» **Aim of the exercise**:
Copy the data precisely, character for character, and leave out every picture.

» **Records supplied**:
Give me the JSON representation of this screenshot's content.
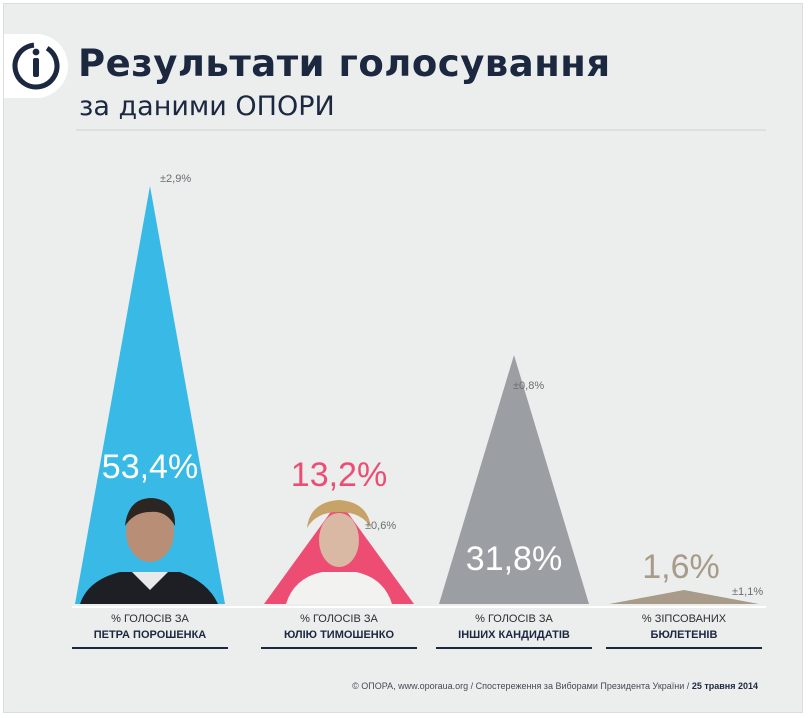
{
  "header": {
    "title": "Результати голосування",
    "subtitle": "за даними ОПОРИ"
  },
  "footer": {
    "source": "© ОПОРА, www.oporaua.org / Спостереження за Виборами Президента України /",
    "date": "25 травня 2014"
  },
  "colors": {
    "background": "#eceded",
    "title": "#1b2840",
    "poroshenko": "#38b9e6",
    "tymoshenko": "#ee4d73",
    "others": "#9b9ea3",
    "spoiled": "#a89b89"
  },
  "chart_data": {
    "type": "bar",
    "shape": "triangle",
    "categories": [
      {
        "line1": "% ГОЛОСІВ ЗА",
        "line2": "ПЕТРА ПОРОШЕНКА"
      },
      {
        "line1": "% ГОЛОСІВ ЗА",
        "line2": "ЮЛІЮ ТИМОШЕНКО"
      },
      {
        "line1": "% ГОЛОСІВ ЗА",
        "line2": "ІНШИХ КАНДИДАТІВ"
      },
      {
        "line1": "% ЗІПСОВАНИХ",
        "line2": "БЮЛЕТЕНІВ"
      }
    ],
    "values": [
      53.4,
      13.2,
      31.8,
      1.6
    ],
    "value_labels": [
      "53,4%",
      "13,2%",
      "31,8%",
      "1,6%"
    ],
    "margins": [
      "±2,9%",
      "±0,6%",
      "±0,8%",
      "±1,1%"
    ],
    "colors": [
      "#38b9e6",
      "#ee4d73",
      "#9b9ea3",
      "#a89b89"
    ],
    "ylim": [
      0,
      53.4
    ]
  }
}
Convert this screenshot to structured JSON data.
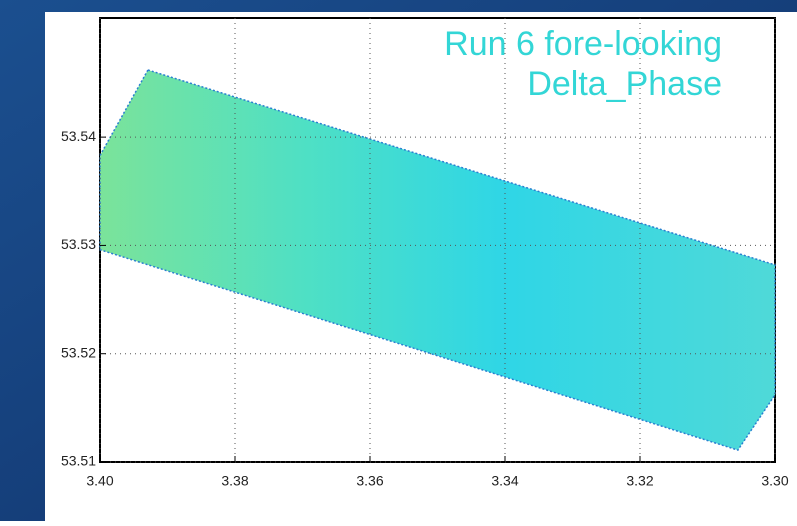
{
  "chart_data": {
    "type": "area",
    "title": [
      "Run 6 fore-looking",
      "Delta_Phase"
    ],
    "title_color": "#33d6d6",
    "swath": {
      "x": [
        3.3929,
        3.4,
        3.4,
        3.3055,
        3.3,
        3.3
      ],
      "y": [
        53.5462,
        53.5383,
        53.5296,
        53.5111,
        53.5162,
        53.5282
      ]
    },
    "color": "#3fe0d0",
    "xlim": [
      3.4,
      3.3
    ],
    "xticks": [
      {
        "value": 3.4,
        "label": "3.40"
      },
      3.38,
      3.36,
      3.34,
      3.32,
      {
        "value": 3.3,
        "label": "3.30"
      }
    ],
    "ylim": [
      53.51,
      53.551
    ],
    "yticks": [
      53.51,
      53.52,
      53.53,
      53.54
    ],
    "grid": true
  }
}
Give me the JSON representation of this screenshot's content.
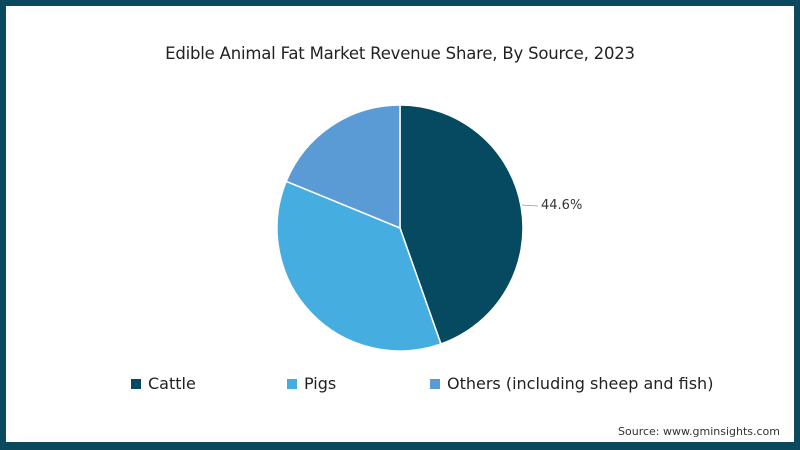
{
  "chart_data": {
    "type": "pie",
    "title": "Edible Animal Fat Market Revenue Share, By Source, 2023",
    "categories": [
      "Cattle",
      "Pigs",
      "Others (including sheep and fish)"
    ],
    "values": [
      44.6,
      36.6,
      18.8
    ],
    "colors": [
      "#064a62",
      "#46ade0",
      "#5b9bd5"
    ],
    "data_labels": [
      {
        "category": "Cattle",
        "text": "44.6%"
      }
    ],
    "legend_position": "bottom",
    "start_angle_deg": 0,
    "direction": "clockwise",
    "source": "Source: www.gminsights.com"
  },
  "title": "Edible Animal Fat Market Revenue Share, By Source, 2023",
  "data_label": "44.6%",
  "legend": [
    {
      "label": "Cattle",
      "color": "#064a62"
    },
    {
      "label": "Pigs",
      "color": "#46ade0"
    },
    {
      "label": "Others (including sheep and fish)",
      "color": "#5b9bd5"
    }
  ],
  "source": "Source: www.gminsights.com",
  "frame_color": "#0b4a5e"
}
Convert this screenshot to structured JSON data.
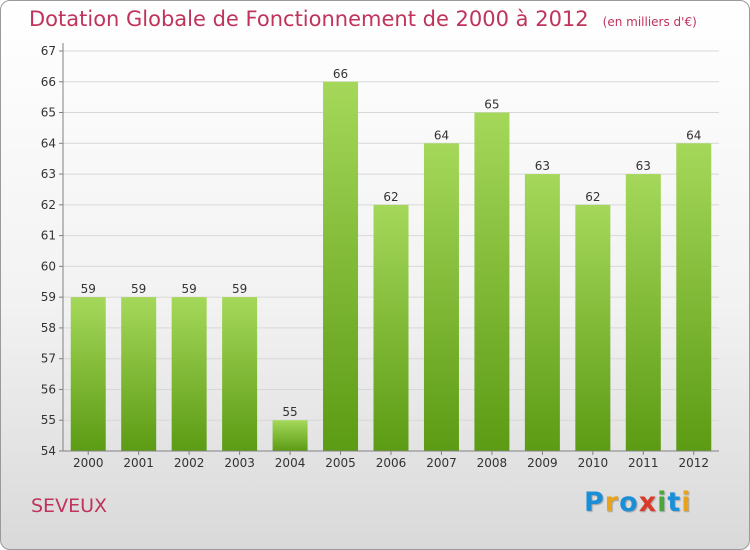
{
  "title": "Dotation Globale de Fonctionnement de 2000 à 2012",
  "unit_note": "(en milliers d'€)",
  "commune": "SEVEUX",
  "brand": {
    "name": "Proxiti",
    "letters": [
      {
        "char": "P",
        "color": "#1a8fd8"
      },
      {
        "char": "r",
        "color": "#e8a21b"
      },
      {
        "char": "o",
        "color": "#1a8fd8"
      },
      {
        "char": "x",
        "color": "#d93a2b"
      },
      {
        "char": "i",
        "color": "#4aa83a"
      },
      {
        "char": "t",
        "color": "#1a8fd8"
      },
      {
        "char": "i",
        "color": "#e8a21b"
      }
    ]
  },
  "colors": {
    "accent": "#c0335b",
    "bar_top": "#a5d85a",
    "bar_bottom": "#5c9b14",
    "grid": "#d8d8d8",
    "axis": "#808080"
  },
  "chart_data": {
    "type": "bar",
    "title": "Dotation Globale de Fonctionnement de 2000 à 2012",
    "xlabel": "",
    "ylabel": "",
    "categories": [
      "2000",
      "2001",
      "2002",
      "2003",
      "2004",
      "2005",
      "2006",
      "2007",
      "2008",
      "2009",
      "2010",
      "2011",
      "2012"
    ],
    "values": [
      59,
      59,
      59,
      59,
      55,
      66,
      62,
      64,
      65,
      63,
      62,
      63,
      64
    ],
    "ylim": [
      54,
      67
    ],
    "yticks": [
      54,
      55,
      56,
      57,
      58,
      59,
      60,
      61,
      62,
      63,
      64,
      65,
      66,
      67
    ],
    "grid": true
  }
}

» **Exercise result**:
Give me the JSON representation of this screenshot's content.
{
  "header": {
    "title": "Результати голосування",
    "subtitle": "за даними ОПОРИ"
  },
  "footer": {
    "source": "© ОПОРА, www.oporaua.org / Спостереження за Виборами Президента України /",
    "date": "25 травня 2014"
  },
  "colors": {
    "background": "#eceded",
    "title": "#1b2840",
    "poroshenko": "#38b9e6",
    "tymoshenko": "#ee4d73",
    "others": "#9b9ea3",
    "spoiled": "#a89b89"
  },
  "chart_data": {
    "type": "bar",
    "shape": "triangle",
    "categories": [
      {
        "line1": "% ГОЛОСІВ ЗА",
        "line2": "ПЕТРА ПОРОШЕНКА"
      },
      {
        "line1": "% ГОЛОСІВ ЗА",
        "line2": "ЮЛІЮ ТИМОШЕНКО"
      },
      {
        "line1": "% ГОЛОСІВ ЗА",
        "line2": "ІНШИХ КАНДИДАТІВ"
      },
      {
        "line1": "% ЗІПСОВАНИХ",
        "line2": "БЮЛЕТЕНІВ"
      }
    ],
    "values": [
      53.4,
      13.2,
      31.8,
      1.6
    ],
    "value_labels": [
      "53,4%",
      "13,2%",
      "31,8%",
      "1,6%"
    ],
    "margins": [
      "±2,9%",
      "±0,6%",
      "±0,8%",
      "±1,1%"
    ],
    "colors": [
      "#38b9e6",
      "#ee4d73",
      "#9b9ea3",
      "#a89b89"
    ],
    "ylim": [
      0,
      53.4
    ]
  }
}
Convert this screenshot to structured JSON data.
{
  "chart_data": {
    "type": "area",
    "title": [
      "Run 6 fore-looking",
      "Delta_Phase"
    ],
    "title_color": "#33d6d6",
    "swath": {
      "x": [
        3.3929,
        3.4,
        3.4,
        3.3055,
        3.3,
        3.3
      ],
      "y": [
        53.5462,
        53.5383,
        53.5296,
        53.5111,
        53.5162,
        53.5282
      ]
    },
    "color": "#3fe0d0",
    "xlim": [
      3.4,
      3.3
    ],
    "xticks": [
      {
        "value": 3.4,
        "label": "3.40"
      },
      3.38,
      3.36,
      3.34,
      3.32,
      {
        "value": 3.3,
        "label": "3.30"
      }
    ],
    "ylim": [
      53.51,
      53.551
    ],
    "yticks": [
      53.51,
      53.52,
      53.53,
      53.54
    ],
    "grid": true
  }
}
Give me the JSON representation of this screenshot's content.
{
  "chart_data": {
    "type": "pie",
    "title": "Edible Animal Fat Market Revenue Share, By Source, 2023",
    "categories": [
      "Cattle",
      "Pigs",
      "Others (including sheep and fish)"
    ],
    "values": [
      44.6,
      36.6,
      18.8
    ],
    "colors": [
      "#064a62",
      "#46ade0",
      "#5b9bd5"
    ],
    "data_labels": [
      {
        "category": "Cattle",
        "text": "44.6%"
      }
    ],
    "legend_position": "bottom",
    "start_angle_deg": 0,
    "direction": "clockwise",
    "source": "Source: www.gminsights.com"
  },
  "title": "Edible Animal Fat Market Revenue Share, By Source, 2023",
  "data_label": "44.6%",
  "legend": [
    {
      "label": "Cattle",
      "color": "#064a62"
    },
    {
      "label": "Pigs",
      "color": "#46ade0"
    },
    {
      "label": "Others (including sheep and fish)",
      "color": "#5b9bd5"
    }
  ],
  "source": "Source: www.gminsights.com",
  "frame_color": "#0b4a5e"
}
Convert this screenshot to structured JSON data.
{
  "title": "Dotation Globale de Fonctionnement de 2000 à 2012",
  "unit_note": "(en milliers d'€)",
  "commune": "SEVEUX",
  "brand": {
    "name": "Proxiti",
    "letters": [
      {
        "char": "P",
        "color": "#1a8fd8"
      },
      {
        "char": "r",
        "color": "#e8a21b"
      },
      {
        "char": "o",
        "color": "#1a8fd8"
      },
      {
        "char": "x",
        "color": "#d93a2b"
      },
      {
        "char": "i",
        "color": "#4aa83a"
      },
      {
        "char": "t",
        "color": "#1a8fd8"
      },
      {
        "char": "i",
        "color": "#e8a21b"
      }
    ]
  },
  "colors": {
    "accent": "#c0335b",
    "bar_top": "#a5d85a",
    "bar_bottom": "#5c9b14",
    "grid": "#d8d8d8",
    "axis": "#808080"
  },
  "chart_data": {
    "type": "bar",
    "title": "Dotation Globale de Fonctionnement de 2000 à 2012",
    "xlabel": "",
    "ylabel": "",
    "categories": [
      "2000",
      "2001",
      "2002",
      "2003",
      "2004",
      "2005",
      "2006",
      "2007",
      "2008",
      "2009",
      "2010",
      "2011",
      "2012"
    ],
    "values": [
      59,
      59,
      59,
      59,
      55,
      66,
      62,
      64,
      65,
      63,
      62,
      63,
      64
    ],
    "ylim": [
      54,
      67
    ],
    "yticks": [
      54,
      55,
      56,
      57,
      58,
      59,
      60,
      61,
      62,
      63,
      64,
      65,
      66,
      67
    ],
    "grid": true
  }
}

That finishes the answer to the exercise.